══ Data shown

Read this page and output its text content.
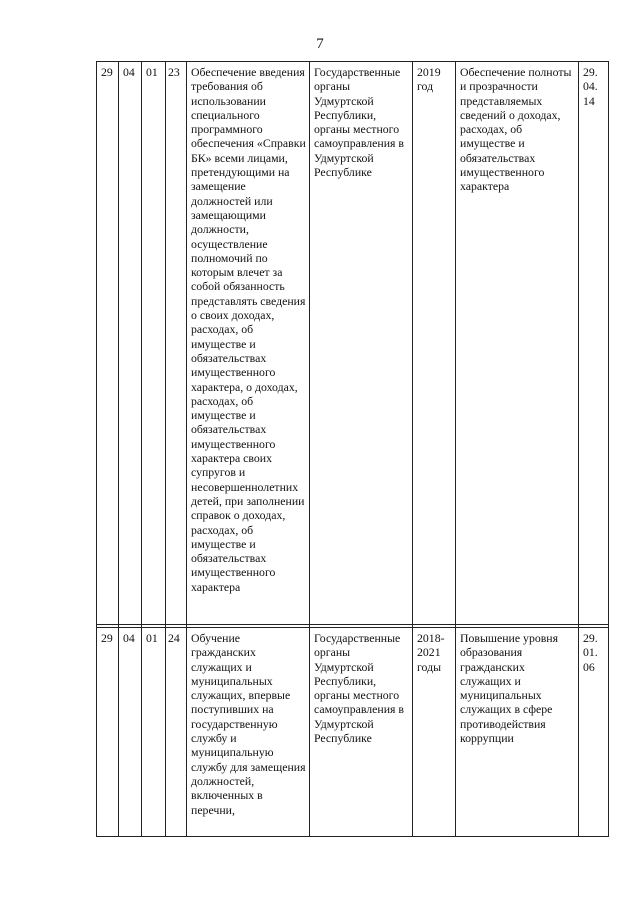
7
29 04 01 23 Обеспечение введения требования об использовании специального программного обеспечения «Справки БК» всеми лицами, претендующими на замещение должностей или замещающими должности, осуществление полномочий по которым влечет за собой обязанность представлять сведения о своих доходах, расходах, об имуществе и обязательствах имущественного характера, о доходах, расходах, об имуществе и обязательствах имущественного характера своих супругов и несовершеннолетних детей, при заполнении справок о доходах, расходах, об имуществе и обязательствах имущественного характера
Государственные органы Удмуртской Республики, органы местного самоуправления в Удмуртской Республике
2019 год
Обеспечение полноты и прозрачности представляемых сведений о доходах, расходах, об имуществе и обязательствах имущественного характера
29. 04. 14
29 04 01 24 Обучение гражданских служащих и муниципальных служащих, впервые поступивших на государственную службу и муниципальную службу для замещения должностей, включенных в перечни,
Государственные органы Удмуртской Республики, органы местного самоуправления в Удмуртской Республике
2018-2021 годы
Повышение уровня образования гражданских служащих и муниципальных служащих в сфере противодействия коррупции
29. 01. 06
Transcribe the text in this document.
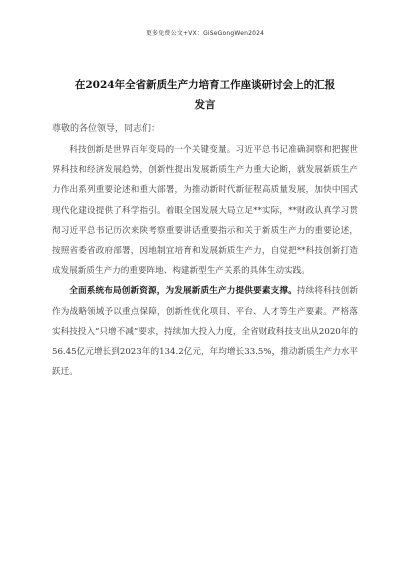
更多免费公文+VX：GiSeGongWen2024
在2024年全省新质生产力培育工作座谈研讨会上的汇报发言
尊敬的各位领导，同志们：

科技创新是世界百年变局的一个关键变量。习近平总书记准确洞察和把握世界科技和经济发展趋势，创新性提出发展新质生产力重大论断，就发展新质生产力作出系列重要论述和重大部署，为推动新时代新征程高质量发展，加快中国式现代化建设提供了科学指引。着眼全国发展大局立足**实际，**财政认真学习贯彻习近平总书记历次来陕考察重要讲话重要指示和关于新质生产力的重要论述，按照省委省政府部署，因地制宜培育和发展新质生产力，自觉把**科技创新打造成发展新质生产力的重要阵地、构建新型生产关系的具体生动实践。

全面系统布局创新资源，为发展新质生产力提供要素支撑。持续将科技创新作为战略领域予以重点保障，创新性优化项目、平台、人才等生产要素。严格落实科技投入“只增不减”要求，持续加大投入力度，全省财政科技支出从2020年的56.45亿元增长到2023年的134.2亿元，年均增长33.5%，推动新质生产力水平跃迁。
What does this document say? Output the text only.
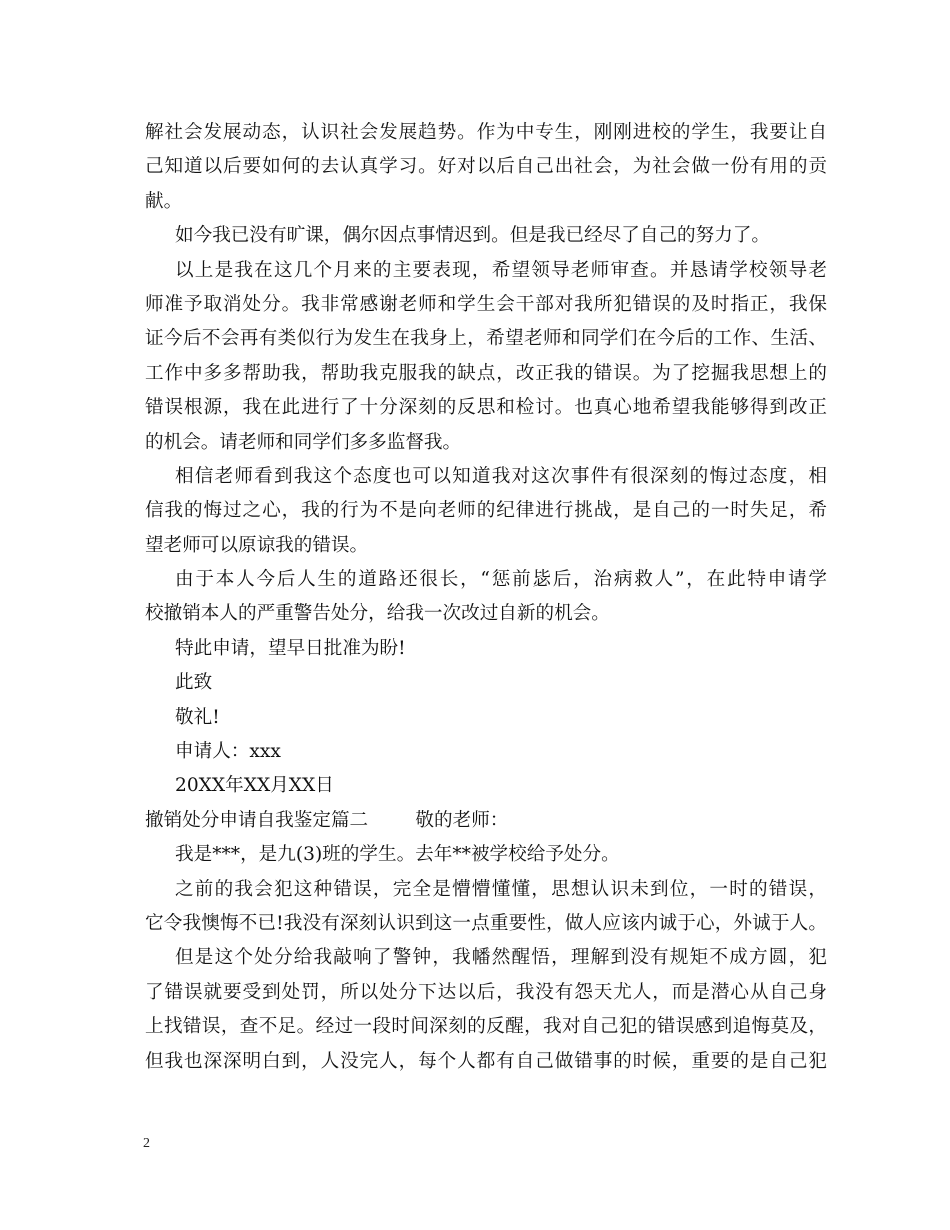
解社会发展动态，认识社会发展趋势。作为中专生，刚刚进校的学生，我要让自
己知道以后要如何的去认真学习。好对以后自己出社会，为社会做一份有用的贡
献。
如今我已没有旷课，偶尔因点事情迟到。但是我已经尽了自己的努力了。
以上是我在这几个月来的主要表现，希望领导老师审查。并恳请学校领导老
师准予取消处分。我非常感谢老师和学生会干部对我所犯错误的及时指正，我保
证今后不会再有类似行为发生在我身上，希望老师和同学们在今后的工作、生活、
工作中多多帮助我，帮助我克服我的缺点，改正我的错误。为了挖掘我思想上的
错误根源，我在此进行了十分深刻的反思和检讨。也真心地希望我能够得到改正
的机会。请老师和同学们多多监督我。
相信老师看到我这个态度也可以知道我对这次事件有很深刻的悔过态度，相
信我的悔过之心，我的行为不是向老师的纪律进行挑战，是自己的一时失足，希
望老师可以原谅我的错误。
由于本人今后人生的道路还很长，“惩前毖后，治病救人”，在此特申请学
校撤销本人的严重警告处分，给我一次改过自新的机会。
特此申请，望早日批准为盼!
此致
敬礼!
申请人：xxx
20XX年XX月XX日
撤销处分申请自我鉴定篇二        敬的老师：
我是***，是九(3)班的学生。去年**被学校给予处分。
之前的我会犯这种错误，完全是懵懵懂懂，思想认识未到位，一时的错误，
它令我懊悔不已!我没有深刻认识到这一点重要性，做人应该内诚于心，外诚于人。
但是这个处分给我敲响了警钟，我幡然醒悟，理解到没有规矩不成方圆，犯
了错误就要受到处罚，所以处分下达以后，我没有怨天尤人，而是潜心从自己身
上找错误，查不足。经过一段时间深刻的反醒，我对自己犯的错误感到追悔莫及，
但我也深深明白到，人没完人，每个人都有自己做错事的时候，重要的是自己犯
2
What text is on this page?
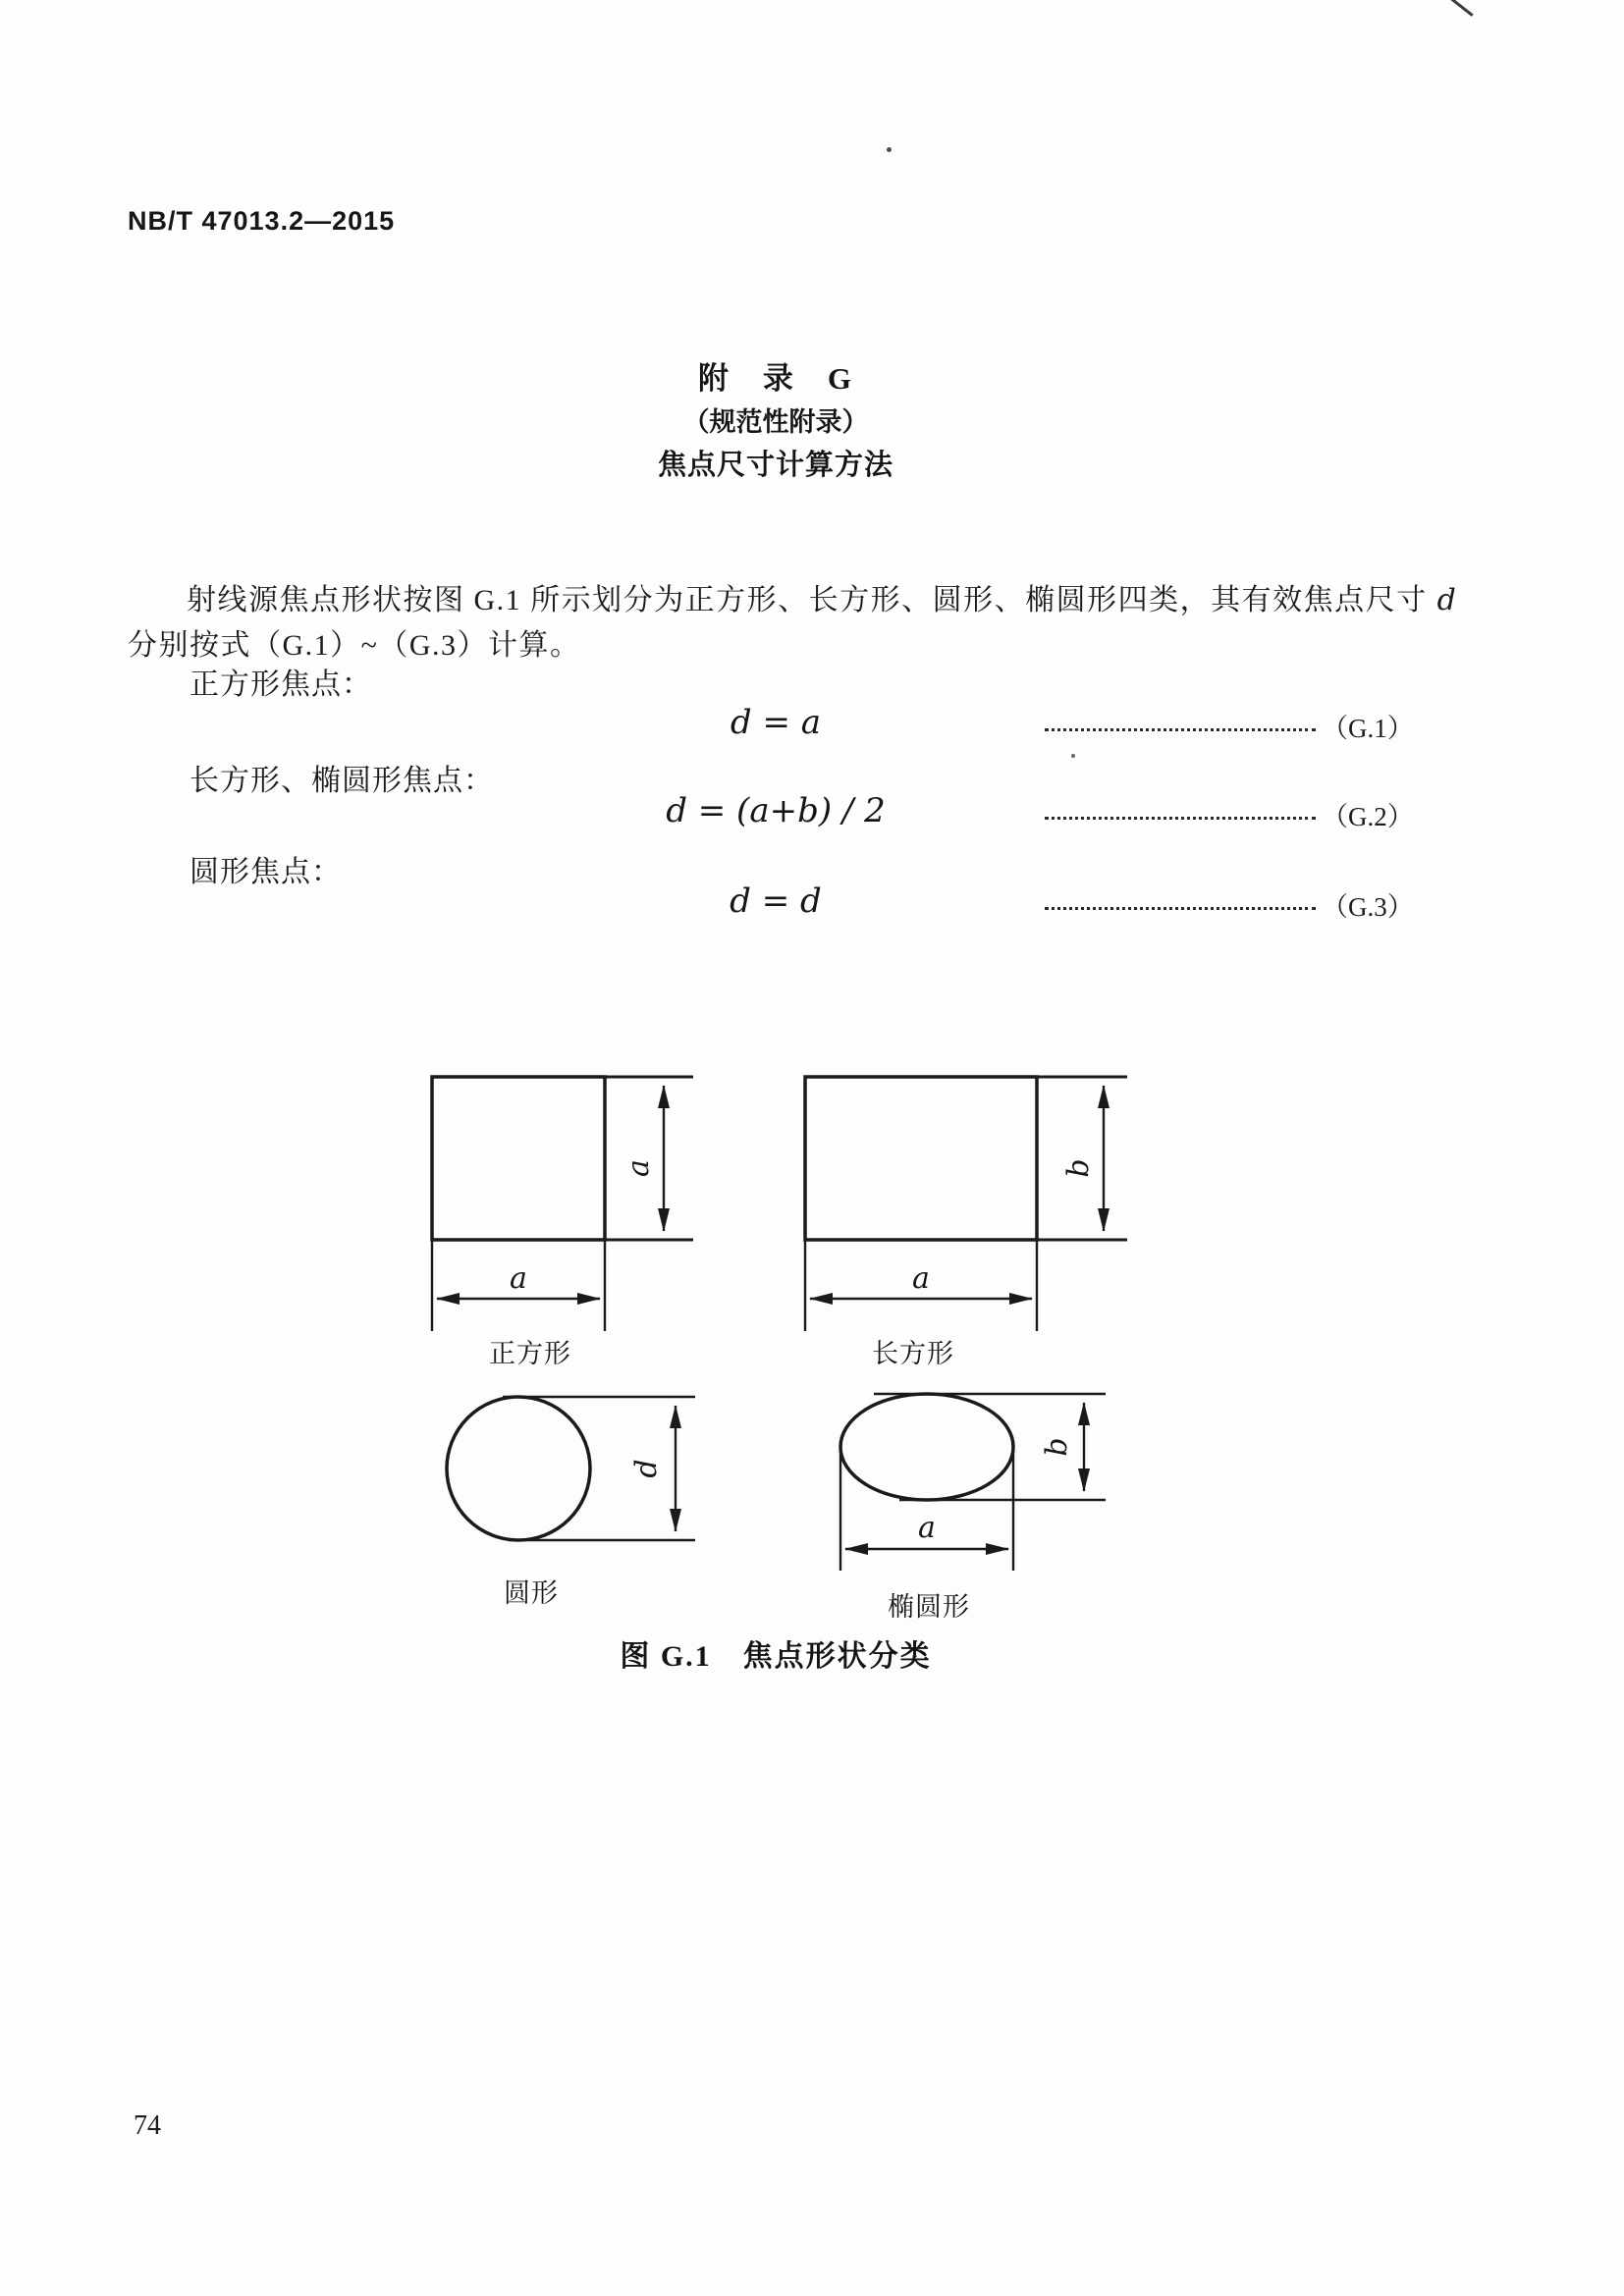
NB/T 47013.2—2015
附　录　G
（规范性附录）
焦点尺寸计算方法
射线源焦点形状按图 G.1 所示划分为正方形、长方形、圆形、椭圆形四类，其有效焦点尺寸 d
分别按式（G.1）~（G.3）计算。
正方形焦点：
d = a	（G.1）
长方形、椭圆形焦点：
d = (a+b) / 2	（G.2）
圆形焦点：
d = d	（G.3）
a
a
正方形
b
a
长方形
d
圆形
b
a
椭圆形
图 G.1　焦点形状分类
74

════

Stated goal: Produce an exact reproduction of the lines from the line containing "What text is on this page?" through the last line of the records. Any picture is left out.

Completed exercise:
What text is on this page?
NB/T 47013.2—2015
附　录　G
（规范性附录）
焦点尺寸计算方法
射线源焦点形状按图 G.1 所示划分为正方形、长方形、圆形、椭圆形四类，其有效焦点尺寸 d
分别按式（G.1）~（G.3）计算。
正方形焦点：
d = a	（G.1）
长方形、椭圆形焦点：
d = (a+b) / 2	（G.2）
圆形焦点：
d = d	（G.3）
a
a
正方形
b
a
长方形
d
圆形
b
a
椭圆形
图 G.1　焦点形状分类
74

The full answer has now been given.